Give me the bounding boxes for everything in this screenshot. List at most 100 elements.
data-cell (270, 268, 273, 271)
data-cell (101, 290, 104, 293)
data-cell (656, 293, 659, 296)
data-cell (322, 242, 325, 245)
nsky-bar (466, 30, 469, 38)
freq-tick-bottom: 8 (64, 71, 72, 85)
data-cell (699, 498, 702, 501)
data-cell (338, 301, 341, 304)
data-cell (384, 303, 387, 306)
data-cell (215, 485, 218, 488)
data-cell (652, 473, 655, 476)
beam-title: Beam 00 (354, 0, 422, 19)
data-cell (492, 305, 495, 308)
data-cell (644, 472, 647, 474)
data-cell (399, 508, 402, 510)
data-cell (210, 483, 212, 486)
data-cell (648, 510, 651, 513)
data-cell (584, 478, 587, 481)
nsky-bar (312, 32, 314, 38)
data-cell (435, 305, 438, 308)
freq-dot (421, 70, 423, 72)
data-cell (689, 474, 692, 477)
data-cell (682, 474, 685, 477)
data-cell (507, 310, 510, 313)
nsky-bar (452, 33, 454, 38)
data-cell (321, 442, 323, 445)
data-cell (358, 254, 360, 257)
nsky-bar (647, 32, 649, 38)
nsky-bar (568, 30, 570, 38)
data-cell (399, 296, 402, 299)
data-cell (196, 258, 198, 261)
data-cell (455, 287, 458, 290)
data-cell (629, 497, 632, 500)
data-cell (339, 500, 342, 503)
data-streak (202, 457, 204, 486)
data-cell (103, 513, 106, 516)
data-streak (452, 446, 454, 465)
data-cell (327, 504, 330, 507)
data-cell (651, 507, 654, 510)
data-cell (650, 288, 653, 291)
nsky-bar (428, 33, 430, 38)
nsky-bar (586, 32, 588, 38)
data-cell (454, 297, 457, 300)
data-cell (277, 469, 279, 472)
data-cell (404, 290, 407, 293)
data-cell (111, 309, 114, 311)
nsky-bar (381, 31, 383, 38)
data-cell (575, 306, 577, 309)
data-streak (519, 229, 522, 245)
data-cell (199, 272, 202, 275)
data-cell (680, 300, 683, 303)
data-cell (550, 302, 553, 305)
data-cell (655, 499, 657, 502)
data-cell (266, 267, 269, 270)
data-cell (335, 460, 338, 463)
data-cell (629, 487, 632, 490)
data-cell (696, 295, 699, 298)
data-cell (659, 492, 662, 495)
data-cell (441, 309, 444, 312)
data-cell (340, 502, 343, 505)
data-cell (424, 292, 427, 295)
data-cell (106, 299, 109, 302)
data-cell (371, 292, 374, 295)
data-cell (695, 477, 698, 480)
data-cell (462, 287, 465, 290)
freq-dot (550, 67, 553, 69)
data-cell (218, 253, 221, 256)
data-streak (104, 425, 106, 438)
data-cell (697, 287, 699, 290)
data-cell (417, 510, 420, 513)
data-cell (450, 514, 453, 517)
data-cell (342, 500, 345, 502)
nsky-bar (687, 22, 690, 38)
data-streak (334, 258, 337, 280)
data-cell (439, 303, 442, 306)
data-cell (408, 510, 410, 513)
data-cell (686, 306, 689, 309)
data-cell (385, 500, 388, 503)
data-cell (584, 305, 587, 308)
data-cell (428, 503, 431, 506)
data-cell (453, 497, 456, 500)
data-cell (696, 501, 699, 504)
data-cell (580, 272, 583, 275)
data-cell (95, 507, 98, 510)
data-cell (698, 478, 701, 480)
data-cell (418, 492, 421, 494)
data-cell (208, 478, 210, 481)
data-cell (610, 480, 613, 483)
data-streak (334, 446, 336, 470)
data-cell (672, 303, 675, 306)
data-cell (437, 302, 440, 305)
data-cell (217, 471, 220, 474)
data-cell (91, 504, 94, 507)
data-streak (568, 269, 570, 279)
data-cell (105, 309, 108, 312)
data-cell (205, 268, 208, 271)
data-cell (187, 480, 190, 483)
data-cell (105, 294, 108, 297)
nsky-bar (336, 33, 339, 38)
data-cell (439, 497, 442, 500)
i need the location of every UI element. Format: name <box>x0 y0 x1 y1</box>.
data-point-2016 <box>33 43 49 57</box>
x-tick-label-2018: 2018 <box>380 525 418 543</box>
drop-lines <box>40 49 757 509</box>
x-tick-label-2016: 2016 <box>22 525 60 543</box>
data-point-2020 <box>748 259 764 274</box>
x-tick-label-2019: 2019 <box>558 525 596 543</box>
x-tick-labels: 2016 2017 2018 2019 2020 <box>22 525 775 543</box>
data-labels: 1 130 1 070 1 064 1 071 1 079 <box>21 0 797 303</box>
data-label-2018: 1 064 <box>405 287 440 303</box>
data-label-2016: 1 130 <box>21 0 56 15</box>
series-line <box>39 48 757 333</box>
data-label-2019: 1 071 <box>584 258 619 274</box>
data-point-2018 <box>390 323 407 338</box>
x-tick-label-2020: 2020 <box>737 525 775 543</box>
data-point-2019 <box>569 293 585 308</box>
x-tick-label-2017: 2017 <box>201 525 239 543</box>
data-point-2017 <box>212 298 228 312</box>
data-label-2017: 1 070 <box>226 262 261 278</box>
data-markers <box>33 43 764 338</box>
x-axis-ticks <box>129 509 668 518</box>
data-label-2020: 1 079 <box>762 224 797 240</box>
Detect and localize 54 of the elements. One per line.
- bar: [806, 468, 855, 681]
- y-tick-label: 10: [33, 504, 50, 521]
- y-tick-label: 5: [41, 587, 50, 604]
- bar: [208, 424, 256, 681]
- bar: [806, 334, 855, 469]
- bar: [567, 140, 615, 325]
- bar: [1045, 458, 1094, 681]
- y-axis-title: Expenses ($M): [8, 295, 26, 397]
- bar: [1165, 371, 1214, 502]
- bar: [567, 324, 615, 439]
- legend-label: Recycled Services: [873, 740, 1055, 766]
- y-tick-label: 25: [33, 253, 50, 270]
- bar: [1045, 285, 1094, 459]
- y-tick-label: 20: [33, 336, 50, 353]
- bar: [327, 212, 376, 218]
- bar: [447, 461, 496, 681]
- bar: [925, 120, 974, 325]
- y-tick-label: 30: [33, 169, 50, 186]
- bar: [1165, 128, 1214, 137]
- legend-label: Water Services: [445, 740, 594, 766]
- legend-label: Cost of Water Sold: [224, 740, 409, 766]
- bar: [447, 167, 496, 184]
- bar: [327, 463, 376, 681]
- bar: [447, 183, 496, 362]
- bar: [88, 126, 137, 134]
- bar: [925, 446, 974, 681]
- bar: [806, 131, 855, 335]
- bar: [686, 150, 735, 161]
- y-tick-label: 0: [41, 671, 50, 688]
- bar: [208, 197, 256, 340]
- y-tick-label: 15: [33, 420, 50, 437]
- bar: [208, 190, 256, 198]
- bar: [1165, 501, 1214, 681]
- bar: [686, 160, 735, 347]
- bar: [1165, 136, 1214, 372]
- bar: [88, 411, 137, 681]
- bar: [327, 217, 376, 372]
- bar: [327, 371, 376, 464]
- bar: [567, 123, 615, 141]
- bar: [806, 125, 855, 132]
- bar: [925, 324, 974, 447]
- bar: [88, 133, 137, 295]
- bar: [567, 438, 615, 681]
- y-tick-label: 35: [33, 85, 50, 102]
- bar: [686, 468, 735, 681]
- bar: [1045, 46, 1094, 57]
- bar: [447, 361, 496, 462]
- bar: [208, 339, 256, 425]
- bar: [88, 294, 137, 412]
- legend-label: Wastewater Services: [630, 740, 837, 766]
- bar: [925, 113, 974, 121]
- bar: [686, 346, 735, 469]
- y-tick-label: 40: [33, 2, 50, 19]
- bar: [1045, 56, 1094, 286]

● Instruction
Write out, character for character, the stretch of the material above from its very first line through the line that contains "freq-tick-bottom: 8 (64, 71, 72, 85)", including both of those lines.

● Solution
Give me the bounding boxes for everything in this screenshot. List at most 100 elements.
data-cell (270, 268, 273, 271)
data-cell (101, 290, 104, 293)
data-cell (656, 293, 659, 296)
data-cell (322, 242, 325, 245)
nsky-bar (466, 30, 469, 38)
freq-tick-bottom: 8 (64, 71, 72, 85)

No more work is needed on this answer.